_What the exercise asks_
Work through the following lines and count those that hold the word "размер". Reply with that number only.

══ Record excerpts

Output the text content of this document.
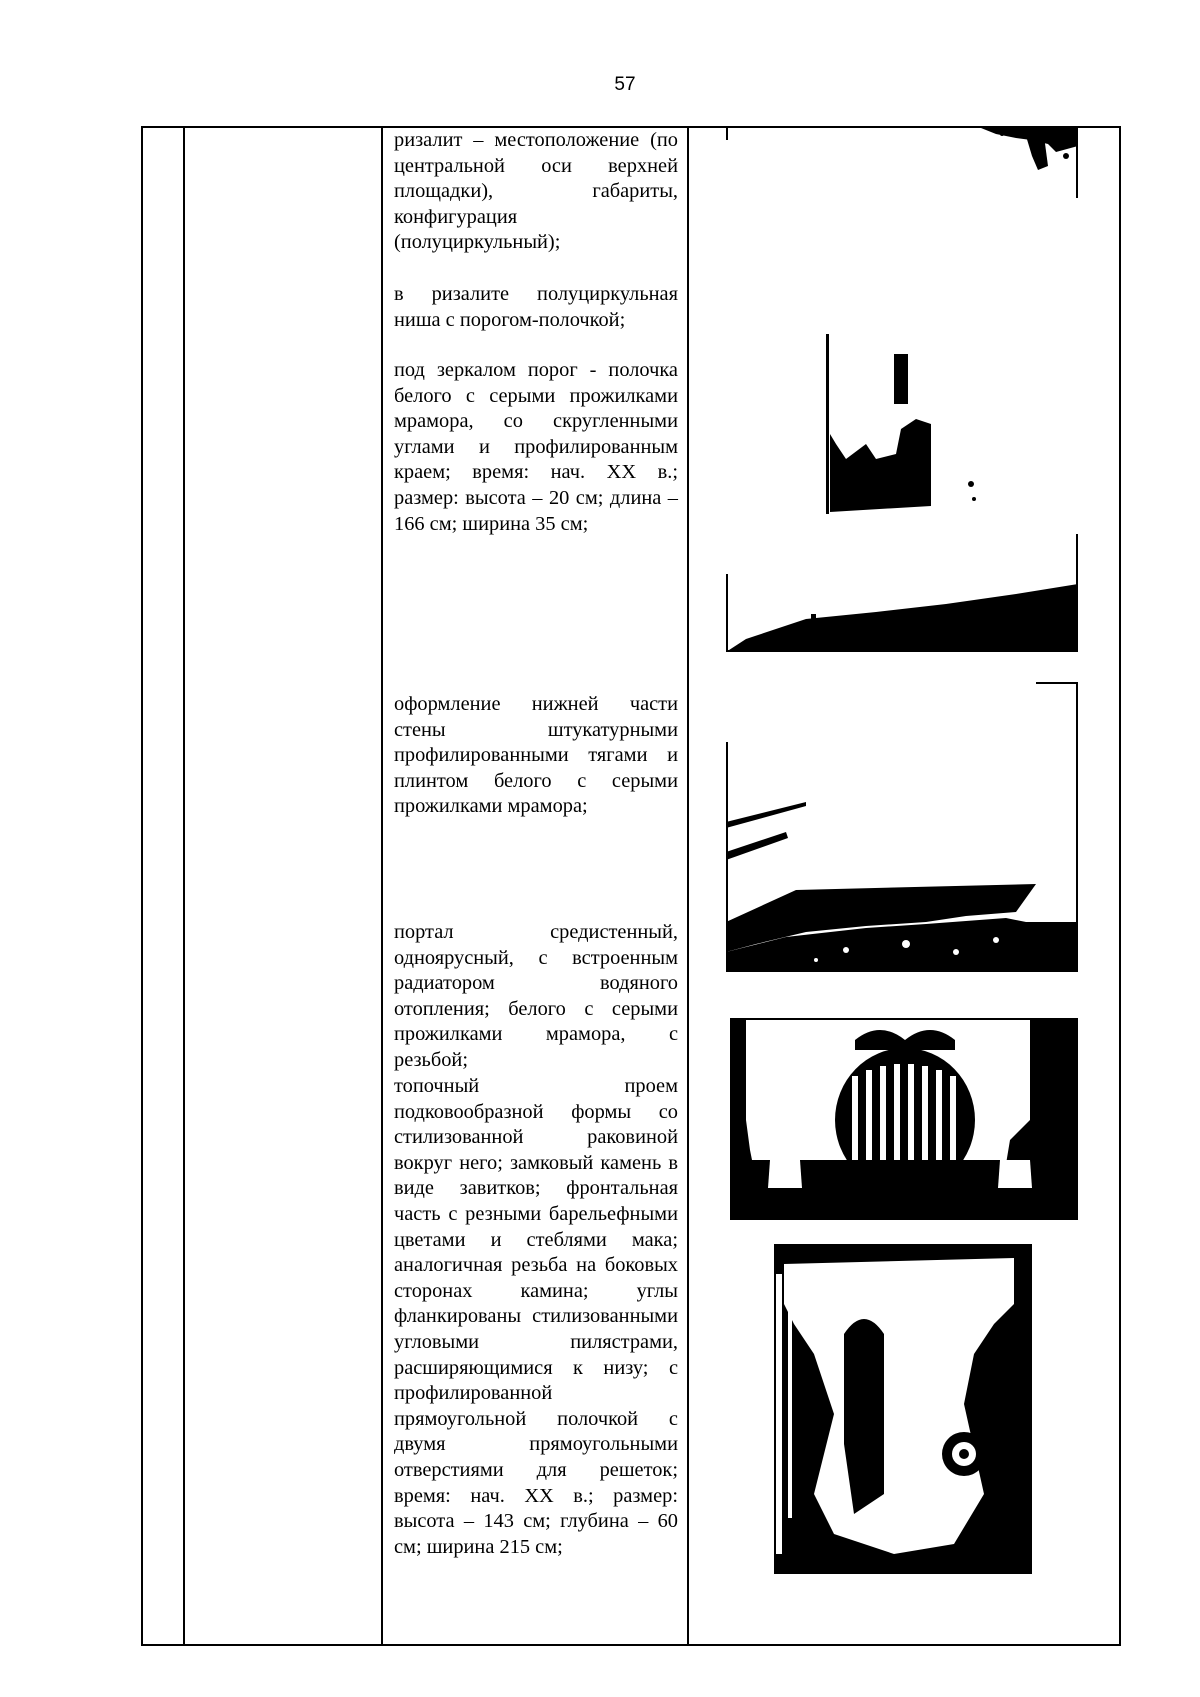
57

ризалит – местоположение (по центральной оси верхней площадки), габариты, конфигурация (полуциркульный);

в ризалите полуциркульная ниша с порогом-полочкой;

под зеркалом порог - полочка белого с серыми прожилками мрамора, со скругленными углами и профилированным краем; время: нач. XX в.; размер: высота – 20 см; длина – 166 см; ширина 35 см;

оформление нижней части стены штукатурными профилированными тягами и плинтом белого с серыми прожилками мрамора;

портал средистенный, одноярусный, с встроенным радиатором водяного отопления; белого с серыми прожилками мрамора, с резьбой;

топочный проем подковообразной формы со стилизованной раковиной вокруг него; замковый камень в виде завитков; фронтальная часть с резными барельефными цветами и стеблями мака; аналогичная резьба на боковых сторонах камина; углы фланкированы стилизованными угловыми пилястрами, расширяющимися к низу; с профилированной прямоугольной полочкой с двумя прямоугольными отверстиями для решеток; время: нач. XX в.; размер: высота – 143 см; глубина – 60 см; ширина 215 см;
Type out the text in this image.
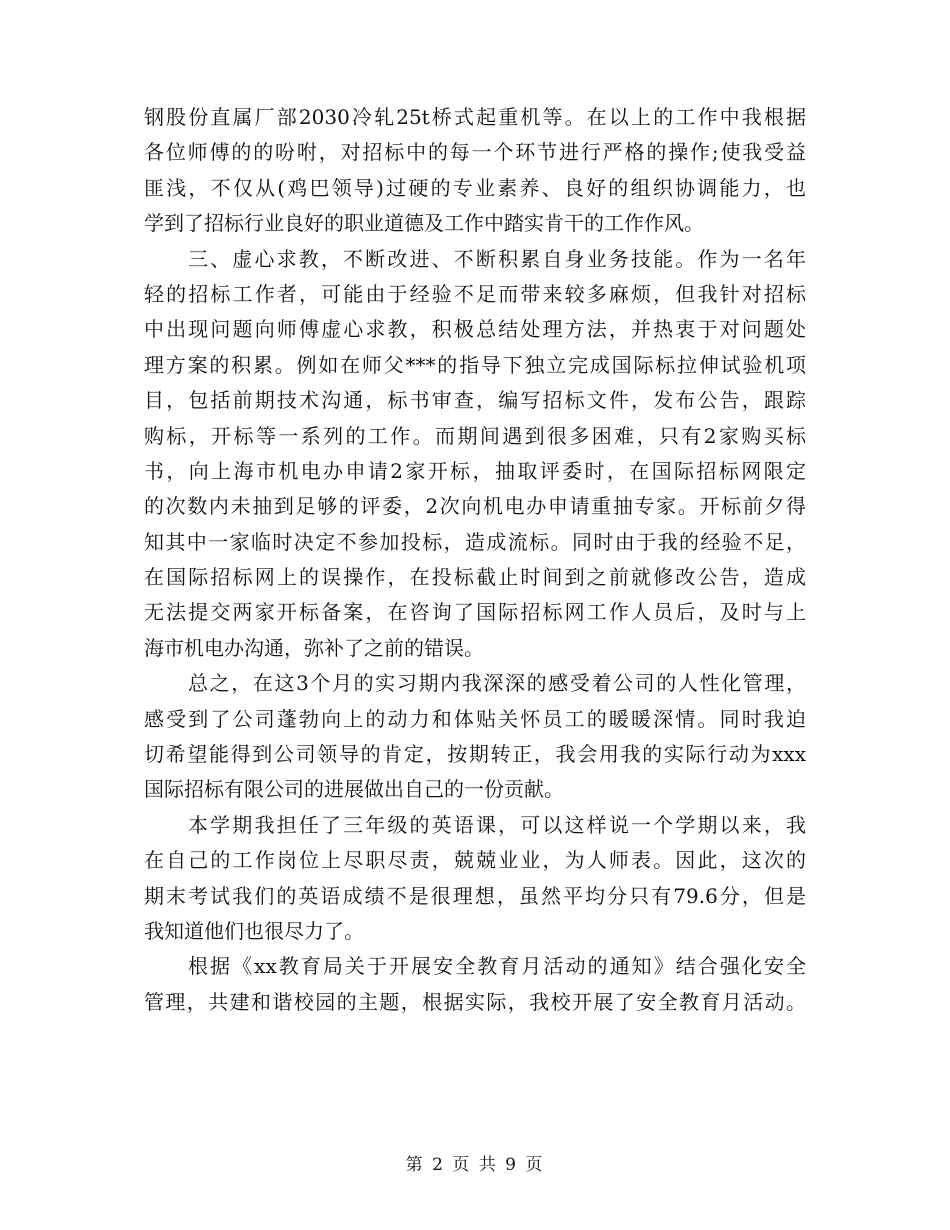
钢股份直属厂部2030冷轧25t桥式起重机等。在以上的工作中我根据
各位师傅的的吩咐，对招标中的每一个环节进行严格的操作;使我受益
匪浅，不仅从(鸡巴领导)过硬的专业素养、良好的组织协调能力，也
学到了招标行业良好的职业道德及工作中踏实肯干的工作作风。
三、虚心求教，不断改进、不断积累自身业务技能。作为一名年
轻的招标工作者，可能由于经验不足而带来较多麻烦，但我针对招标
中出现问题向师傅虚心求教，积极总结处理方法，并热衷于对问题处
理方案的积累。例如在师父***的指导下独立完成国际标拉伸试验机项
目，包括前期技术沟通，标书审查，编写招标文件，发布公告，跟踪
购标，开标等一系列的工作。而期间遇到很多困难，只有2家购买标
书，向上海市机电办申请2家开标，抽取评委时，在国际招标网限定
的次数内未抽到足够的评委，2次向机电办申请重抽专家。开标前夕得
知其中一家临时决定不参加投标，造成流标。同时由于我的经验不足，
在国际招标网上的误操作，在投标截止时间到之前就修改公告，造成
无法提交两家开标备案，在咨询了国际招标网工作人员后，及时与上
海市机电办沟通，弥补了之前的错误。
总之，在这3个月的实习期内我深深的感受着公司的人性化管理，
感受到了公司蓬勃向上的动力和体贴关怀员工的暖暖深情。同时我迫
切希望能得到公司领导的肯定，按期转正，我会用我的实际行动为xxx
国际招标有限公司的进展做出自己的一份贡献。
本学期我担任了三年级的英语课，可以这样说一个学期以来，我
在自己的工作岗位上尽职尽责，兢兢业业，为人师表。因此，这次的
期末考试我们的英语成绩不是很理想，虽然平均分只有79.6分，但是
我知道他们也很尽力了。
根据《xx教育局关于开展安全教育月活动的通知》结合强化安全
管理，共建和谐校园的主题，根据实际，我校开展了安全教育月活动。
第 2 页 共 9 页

════

_Result_
2